| Exercise description |
State the number of lines where "consulis" appears. Add nothing else.

| Input rows |

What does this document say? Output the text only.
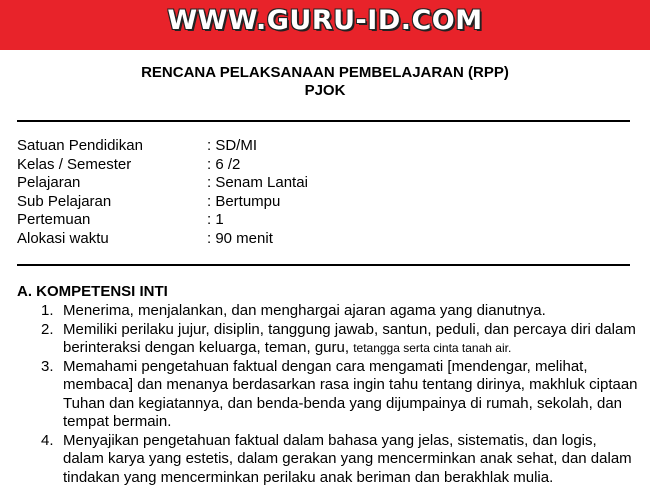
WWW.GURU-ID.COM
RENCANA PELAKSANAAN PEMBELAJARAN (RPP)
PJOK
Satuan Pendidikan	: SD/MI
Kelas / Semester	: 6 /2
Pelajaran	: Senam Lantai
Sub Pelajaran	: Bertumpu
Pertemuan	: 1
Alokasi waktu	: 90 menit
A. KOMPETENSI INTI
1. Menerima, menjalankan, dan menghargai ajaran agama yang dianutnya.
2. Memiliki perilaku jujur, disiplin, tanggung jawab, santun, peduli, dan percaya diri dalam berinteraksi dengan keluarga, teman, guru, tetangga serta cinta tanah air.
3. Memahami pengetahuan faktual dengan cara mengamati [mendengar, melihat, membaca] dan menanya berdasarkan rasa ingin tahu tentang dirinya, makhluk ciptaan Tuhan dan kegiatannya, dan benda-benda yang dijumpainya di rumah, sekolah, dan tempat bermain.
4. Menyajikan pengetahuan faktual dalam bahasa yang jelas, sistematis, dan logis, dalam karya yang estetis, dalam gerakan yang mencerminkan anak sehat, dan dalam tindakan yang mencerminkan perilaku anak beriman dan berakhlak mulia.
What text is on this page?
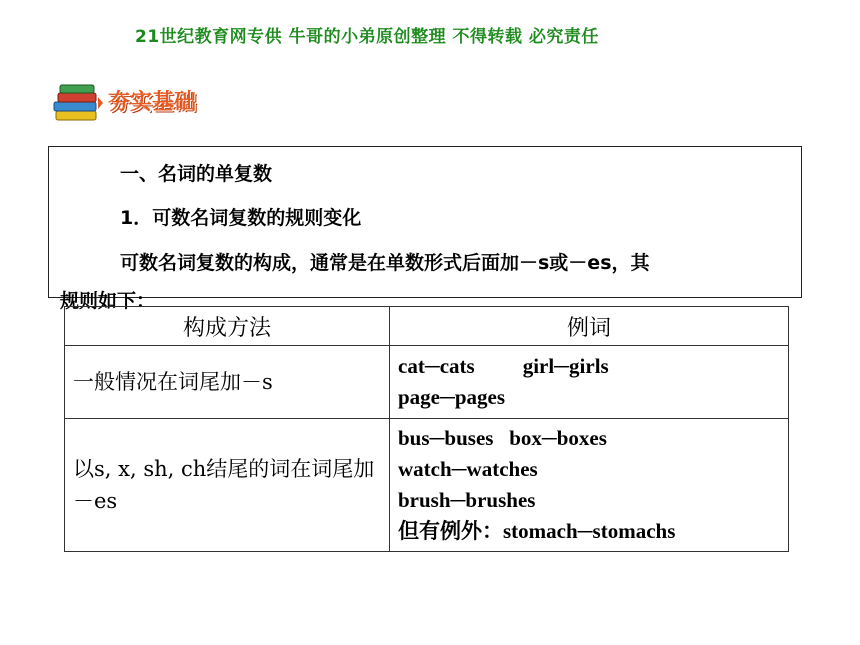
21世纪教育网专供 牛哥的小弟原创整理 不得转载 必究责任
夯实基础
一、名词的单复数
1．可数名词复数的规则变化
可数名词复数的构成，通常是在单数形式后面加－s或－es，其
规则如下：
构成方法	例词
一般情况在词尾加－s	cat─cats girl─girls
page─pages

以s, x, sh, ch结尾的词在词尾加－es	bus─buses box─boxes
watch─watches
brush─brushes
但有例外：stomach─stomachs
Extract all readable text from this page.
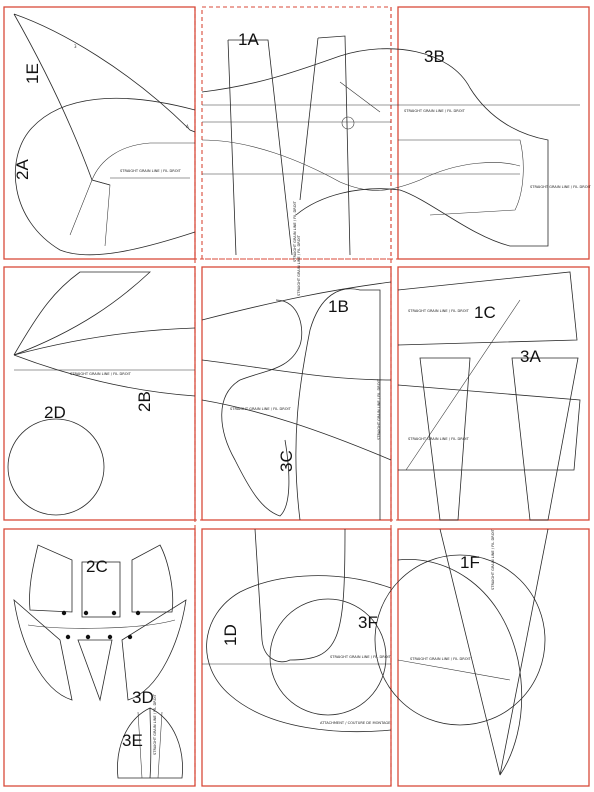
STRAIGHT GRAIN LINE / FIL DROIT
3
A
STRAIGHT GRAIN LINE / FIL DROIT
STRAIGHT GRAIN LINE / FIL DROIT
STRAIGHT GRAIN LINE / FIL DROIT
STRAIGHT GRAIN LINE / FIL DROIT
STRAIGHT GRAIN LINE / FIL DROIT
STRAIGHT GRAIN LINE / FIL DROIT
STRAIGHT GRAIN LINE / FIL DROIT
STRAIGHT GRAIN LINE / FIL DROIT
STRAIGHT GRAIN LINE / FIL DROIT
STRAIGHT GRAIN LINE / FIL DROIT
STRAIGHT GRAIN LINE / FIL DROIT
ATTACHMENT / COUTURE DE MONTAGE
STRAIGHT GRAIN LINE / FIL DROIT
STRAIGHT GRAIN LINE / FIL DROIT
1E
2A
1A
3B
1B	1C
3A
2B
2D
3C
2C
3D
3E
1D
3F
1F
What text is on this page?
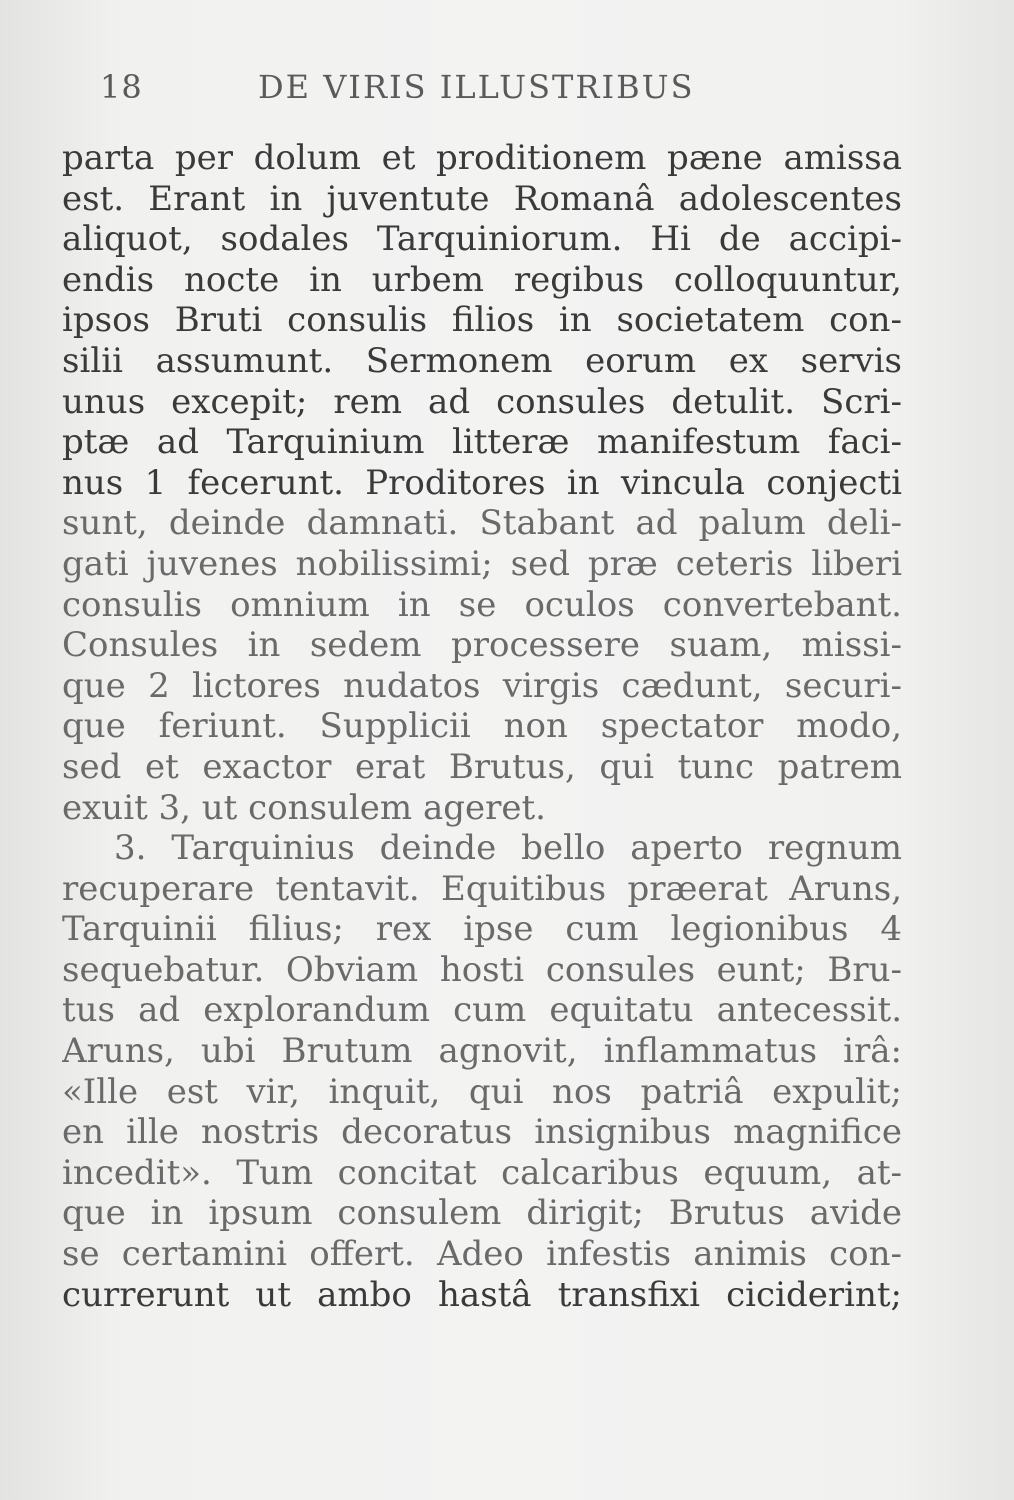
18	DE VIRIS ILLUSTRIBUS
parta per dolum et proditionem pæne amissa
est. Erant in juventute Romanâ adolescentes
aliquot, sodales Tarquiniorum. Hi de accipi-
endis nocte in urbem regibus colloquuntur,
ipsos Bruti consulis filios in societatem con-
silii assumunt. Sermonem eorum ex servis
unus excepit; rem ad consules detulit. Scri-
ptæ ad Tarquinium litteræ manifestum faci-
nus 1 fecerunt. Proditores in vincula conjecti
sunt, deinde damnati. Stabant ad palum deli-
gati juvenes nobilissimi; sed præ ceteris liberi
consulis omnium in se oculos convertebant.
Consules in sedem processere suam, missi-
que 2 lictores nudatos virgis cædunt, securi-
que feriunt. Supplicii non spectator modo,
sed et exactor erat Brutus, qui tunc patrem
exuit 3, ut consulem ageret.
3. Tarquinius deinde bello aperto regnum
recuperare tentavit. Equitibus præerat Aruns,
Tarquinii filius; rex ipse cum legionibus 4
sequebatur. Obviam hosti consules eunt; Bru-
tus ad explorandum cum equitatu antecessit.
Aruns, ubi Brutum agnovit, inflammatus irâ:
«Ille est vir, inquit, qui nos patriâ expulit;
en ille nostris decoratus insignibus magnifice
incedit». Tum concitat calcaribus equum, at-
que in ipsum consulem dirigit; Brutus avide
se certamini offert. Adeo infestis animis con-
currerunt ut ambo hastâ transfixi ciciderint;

| Response to this task |
2